The task: Select each line where the word "text" appears.

Dataset rows:
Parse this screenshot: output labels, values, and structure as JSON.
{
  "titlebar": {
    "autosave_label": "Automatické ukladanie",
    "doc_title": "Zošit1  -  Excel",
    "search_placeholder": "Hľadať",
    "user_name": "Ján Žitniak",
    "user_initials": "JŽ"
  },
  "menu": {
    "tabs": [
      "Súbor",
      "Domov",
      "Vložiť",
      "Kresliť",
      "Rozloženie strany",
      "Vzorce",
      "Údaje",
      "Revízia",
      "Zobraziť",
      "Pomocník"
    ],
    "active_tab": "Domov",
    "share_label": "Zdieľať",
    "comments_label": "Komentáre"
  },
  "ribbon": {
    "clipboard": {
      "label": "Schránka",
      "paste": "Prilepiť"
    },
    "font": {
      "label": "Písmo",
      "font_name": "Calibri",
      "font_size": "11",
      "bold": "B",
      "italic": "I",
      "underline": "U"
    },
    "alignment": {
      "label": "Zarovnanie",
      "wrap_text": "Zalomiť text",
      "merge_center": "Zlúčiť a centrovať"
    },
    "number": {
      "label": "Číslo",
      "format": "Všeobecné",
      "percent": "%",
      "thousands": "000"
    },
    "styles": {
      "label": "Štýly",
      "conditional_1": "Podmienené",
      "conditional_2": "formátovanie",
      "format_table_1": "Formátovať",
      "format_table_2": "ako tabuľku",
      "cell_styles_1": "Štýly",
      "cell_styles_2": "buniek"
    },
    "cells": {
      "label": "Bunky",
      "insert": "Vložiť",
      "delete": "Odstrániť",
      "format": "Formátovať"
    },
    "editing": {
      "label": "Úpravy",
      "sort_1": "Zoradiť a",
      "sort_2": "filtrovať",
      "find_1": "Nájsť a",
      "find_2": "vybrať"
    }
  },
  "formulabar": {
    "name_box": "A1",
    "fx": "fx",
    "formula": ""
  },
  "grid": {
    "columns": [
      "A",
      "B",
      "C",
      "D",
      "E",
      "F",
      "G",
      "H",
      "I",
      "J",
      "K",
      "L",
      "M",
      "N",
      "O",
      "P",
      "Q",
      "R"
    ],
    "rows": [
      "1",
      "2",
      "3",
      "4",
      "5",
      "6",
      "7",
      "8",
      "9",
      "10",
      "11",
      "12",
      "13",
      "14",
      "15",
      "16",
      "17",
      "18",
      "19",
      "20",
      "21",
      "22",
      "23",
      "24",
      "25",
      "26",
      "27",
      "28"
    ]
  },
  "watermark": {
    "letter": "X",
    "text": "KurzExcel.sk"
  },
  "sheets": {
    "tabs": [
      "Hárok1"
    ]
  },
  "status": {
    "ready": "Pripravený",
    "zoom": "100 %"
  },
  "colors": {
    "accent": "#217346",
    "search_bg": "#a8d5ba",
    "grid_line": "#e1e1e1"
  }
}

Solution to this problem:
      "wrap_text": "Zalomiť text",
    "text": "KurzExcel.sk"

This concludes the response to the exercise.